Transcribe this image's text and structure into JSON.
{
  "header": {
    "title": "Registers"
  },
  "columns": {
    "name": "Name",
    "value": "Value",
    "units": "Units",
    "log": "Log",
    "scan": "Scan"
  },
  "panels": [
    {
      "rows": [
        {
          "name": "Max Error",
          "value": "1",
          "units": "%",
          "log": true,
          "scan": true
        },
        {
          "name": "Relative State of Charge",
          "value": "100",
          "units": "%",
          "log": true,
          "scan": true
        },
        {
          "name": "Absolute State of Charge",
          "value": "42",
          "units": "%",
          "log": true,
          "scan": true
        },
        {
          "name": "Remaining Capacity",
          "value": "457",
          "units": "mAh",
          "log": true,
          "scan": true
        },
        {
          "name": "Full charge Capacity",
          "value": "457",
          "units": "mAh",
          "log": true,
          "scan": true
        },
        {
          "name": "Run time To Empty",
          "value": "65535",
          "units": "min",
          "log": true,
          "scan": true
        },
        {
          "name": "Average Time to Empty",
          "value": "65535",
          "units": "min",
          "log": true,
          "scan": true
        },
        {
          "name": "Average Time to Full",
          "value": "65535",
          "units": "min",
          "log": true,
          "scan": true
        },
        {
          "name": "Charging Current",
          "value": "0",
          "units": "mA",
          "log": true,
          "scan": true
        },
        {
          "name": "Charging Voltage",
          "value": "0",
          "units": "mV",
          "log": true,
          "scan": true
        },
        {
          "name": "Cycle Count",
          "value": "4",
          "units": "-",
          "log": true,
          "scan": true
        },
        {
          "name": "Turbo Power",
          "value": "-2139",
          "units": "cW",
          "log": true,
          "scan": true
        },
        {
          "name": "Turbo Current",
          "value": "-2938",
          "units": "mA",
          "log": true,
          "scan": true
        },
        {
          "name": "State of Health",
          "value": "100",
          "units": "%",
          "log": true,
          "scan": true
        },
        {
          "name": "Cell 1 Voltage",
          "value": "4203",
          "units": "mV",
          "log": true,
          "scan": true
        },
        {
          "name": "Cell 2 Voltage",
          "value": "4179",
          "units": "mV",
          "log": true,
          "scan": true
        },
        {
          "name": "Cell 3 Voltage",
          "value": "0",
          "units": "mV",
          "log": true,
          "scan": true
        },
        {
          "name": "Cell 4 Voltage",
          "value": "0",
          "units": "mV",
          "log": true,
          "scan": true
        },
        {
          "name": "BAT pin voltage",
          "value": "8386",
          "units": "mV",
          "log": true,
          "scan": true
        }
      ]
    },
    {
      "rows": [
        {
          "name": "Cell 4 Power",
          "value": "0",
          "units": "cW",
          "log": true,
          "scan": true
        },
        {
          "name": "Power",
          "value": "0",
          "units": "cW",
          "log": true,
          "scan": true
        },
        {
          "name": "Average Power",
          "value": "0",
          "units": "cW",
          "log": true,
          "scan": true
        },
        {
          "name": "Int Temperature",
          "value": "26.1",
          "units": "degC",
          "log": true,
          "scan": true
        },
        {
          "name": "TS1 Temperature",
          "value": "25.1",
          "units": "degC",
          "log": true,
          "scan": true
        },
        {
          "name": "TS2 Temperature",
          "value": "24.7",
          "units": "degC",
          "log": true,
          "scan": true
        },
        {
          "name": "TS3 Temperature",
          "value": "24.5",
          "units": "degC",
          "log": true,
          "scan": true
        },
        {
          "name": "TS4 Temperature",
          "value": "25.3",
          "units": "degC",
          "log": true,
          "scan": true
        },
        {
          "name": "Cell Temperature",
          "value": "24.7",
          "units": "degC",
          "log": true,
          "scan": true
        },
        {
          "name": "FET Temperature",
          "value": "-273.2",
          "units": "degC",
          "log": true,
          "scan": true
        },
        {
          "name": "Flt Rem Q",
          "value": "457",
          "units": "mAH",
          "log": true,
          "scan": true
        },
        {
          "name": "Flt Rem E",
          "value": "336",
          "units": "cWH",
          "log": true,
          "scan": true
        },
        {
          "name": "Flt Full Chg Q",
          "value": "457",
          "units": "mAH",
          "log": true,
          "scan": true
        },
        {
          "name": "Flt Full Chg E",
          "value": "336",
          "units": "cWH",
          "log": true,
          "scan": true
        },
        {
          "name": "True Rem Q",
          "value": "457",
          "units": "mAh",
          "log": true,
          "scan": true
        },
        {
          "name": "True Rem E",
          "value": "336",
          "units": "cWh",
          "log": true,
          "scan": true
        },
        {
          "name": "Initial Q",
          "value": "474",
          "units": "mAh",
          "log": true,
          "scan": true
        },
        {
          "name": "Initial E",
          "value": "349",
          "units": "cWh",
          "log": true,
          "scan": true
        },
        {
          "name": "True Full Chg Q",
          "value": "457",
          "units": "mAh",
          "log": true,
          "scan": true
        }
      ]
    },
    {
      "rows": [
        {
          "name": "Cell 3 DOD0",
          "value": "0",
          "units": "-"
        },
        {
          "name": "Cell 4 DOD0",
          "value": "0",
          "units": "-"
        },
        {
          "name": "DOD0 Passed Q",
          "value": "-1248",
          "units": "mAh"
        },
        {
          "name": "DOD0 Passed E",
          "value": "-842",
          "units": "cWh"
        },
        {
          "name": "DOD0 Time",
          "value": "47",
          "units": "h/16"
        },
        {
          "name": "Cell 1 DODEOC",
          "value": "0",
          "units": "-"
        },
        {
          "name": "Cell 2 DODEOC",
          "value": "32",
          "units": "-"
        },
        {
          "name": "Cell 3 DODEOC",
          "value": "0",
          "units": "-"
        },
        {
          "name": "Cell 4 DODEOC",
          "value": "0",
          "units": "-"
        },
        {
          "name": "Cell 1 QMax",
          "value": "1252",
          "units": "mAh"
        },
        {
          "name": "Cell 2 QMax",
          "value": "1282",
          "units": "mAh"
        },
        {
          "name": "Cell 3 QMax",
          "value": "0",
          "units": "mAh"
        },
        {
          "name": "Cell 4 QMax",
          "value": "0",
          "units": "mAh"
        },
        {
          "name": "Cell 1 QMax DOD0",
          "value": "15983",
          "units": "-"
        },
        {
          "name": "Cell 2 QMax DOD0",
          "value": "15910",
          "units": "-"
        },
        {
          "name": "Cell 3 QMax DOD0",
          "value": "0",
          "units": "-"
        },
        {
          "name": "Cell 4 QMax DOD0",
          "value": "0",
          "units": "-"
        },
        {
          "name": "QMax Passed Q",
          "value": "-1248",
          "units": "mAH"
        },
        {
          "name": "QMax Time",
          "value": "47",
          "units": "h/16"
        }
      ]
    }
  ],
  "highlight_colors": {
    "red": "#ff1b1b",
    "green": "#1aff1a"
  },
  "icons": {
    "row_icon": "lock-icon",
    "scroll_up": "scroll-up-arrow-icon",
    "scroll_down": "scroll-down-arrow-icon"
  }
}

● ● ● ● ●

*THE EXERCISE:* Retype the data in full and match it exactly.

*WORKED SOLUTION:*
Transcribe this image's text and structure into JSON.
{
  "header": {
    "title": "Registers"
  },
  "columns": {
    "name": "Name",
    "value": "Value",
    "units": "Units",
    "log": "Log",
    "scan": "Scan"
  },
  "panels": [
    {
      "rows": [
        {
          "name": "Max Error",
          "value": "1",
          "units": "%",
          "log": true,
          "scan": true
        },
        {
          "name": "Relative State of Charge",
          "value": "100",
          "units": "%",
          "log": true,
          "scan": true
        },
        {
          "name": "Absolute State of Charge",
          "value": "42",
          "units": "%",
          "log": true,
          "scan": true
        },
        {
          "name": "Remaining Capacity",
          "value": "457",
          "units": "mAh",
          "log": true,
          "scan": true
        },
        {
          "name": "Full charge Capacity",
          "value": "457",
          "units": "mAh",
          "log": true,
          "scan": true
        },
        {
          "name": "Run time To Empty",
          "value": "65535",
          "units": "min",
          "log": true,
          "scan": true
        },
        {
          "name": "Average Time to Empty",
          "value": "65535",
          "units": "min",
          "log": true,
          "scan": true
        },
        {
          "name": "Average Time to Full",
          "value": "65535",
          "units": "min",
          "log": true,
          "scan": true
        },
        {
          "name": "Charging Current",
          "value": "0",
          "units": "mA",
          "log": true,
          "scan": true
        },
        {
          "name": "Charging Voltage",
          "value": "0",
          "units": "mV",
          "log": true,
          "scan": true
        },
        {
          "name": "Cycle Count",
          "value": "4",
          "units": "-",
          "log": true,
          "scan": true
        },
        {
          "name": "Turbo Power",
          "value": "-2139",
          "units": "cW",
          "log": true,
          "scan": true
        },
        {
          "name": "Turbo Current",
          "value": "-2938",
          "units": "mA",
          "log": true,
          "scan": true
        },
        {
          "name": "State of Health",
          "value": "100",
          "units": "%",
          "log": true,
          "scan": true
        },
        {
          "name": "Cell 1 Voltage",
          "value": "4203",
          "units": "mV",
          "log": true,
          "scan": true
        },
        {
          "name": "Cell 2 Voltage",
          "value": "4179",
          "units": "mV",
          "log": true,
          "scan": true
        },
        {
          "name": "Cell 3 Voltage",
          "value": "0",
          "units": "mV",
          "log": true,
          "scan": true
        },
        {
          "name": "Cell 4 Voltage",
          "value": "0",
          "units": "mV",
          "log": true,
          "scan": true
        },
        {
          "name": "BAT pin voltage",
          "value": "8386",
          "units": "mV",
          "log": true,
          "scan": true
        }
      ]
    },
    {
      "rows": [
        {
          "name": "Cell 4 Power",
          "value": "0",
          "units": "cW",
          "log": true,
          "scan": true
        },
        {
          "name": "Power",
          "value": "0",
          "units": "cW",
          "log": true,
          "scan": true
        },
        {
          "name": "Average Power",
          "value": "0",
          "units": "cW",
          "log": true,
          "scan": true
        },
        {
          "name": "Int Temperature",
          "value": "26.1",
          "units": "degC",
          "log": true,
          "scan": true
        },
        {
          "name": "TS1 Temperature",
          "value": "25.1",
          "units": "degC",
          "log": true,
          "scan": true
        },
        {
          "name": "TS2 Temperature",
          "value": "24.7",
          "units": "degC",
          "log": true,
          "scan": true
        },
        {
          "name": "TS3 Temperature",
          "value": "24.5",
          "units": "degC",
          "log": true,
          "scan": true
        },
        {
          "name": "TS4 Temperature",
          "value": "25.3",
          "units": "degC",
          "log": true,
          "scan": true
        },
        {
          "name": "Cell Temperature",
          "value": "24.7",
          "units": "degC",
          "log": true,
          "scan": true
        },
        {
          "name": "FET Temperature",
          "value": "-273.2",
          "units": "degC",
          "log": true,
          "scan": true
        },
        {
          "name": "Flt Rem Q",
          "value": "457",
          "units": "mAH",
          "log": true,
          "scan": true
        },
        {
          "name": "Flt Rem E",
          "value": "336",
          "units": "cWH",
          "log": true,
          "scan": true
        },
        {
          "name": "Flt Full Chg Q",
          "value": "457",
          "units": "mAH",
          "log": true,
          "scan": true
        },
        {
          "name": "Flt Full Chg E",
          "value": "336",
          "units": "cWH",
          "log": true,
          "scan": true
        },
        {
          "name": "True Rem Q",
          "value": "457",
          "units": "mAh",
          "log": true,
          "scan": true
        },
        {
          "name": "True Rem E",
          "value": "336",
          "units": "cWh",
          "log": true,
          "scan": true
        },
        {
          "name": "Initial Q",
          "value": "474",
          "units": "mAh",
          "log": true,
          "scan": true
        },
        {
          "name": "Initial E",
          "value": "349",
          "units": "cWh",
          "log": true,
          "scan": true
        },
        {
          "name": "True Full Chg Q",
          "value": "457",
          "units": "mAh",
          "log": true,
          "scan": true
        }
      ]
    },
    {
      "rows": [
        {
          "name": "Cell 3 DOD0",
          "value": "0",
          "units": "-"
        },
        {
          "name": "Cell 4 DOD0",
          "value": "0",
          "units": "-"
        },
        {
          "name": "DOD0 Passed Q",
          "value": "-1248",
          "units": "mAh"
        },
        {
          "name": "DOD0 Passed E",
          "value": "-842",
          "units": "cWh"
        },
        {
          "name": "DOD0 Time",
          "value": "47",
          "units": "h/16"
        },
        {
          "name": "Cell 1 DODEOC",
          "value": "0",
          "units": "-"
        },
        {
          "name": "Cell 2 DODEOC",
          "value": "32",
          "units": "-"
        },
        {
          "name": "Cell 3 DODEOC",
          "value": "0",
          "units": "-"
        },
        {
          "name": "Cell 4 DODEOC",
          "value": "0",
          "units": "-"
        },
        {
          "name": "Cell 1 QMax",
          "value": "1252",
          "units": "mAh"
        },
        {
          "name": "Cell 2 QMax",
          "value": "1282",
          "units": "mAh"
        },
        {
          "name": "Cell 3 QMax",
          "value": "0",
          "units": "mAh"
        },
        {
          "name": "Cell 4 QMax",
          "value": "0",
          "units": "mAh"
        },
        {
          "name": "Cell 1 QMax DOD0",
          "value": "15983",
          "units": "-"
        },
        {
          "name": "Cell 2 QMax DOD0",
          "value": "15910",
          "units": "-"
        },
        {
          "name": "Cell 3 QMax DOD0",
          "value": "0",
          "units": "-"
        },
        {
          "name": "Cell 4 QMax DOD0",
          "value": "0",
          "units": "-"
        },
        {
          "name": "QMax Passed Q",
          "value": "-1248",
          "units": "mAH"
        },
        {
          "name": "QMax Time",
          "value": "47",
          "units": "h/16"
        }
      ]
    }
  ],
  "highlight_colors": {
    "red": "#ff1b1b",
    "green": "#1aff1a"
  },
  "icons": {
    "row_icon": "lock-icon",
    "scroll_up": "scroll-up-arrow-icon",
    "scroll_down": "scroll-down-arrow-icon"
  }
}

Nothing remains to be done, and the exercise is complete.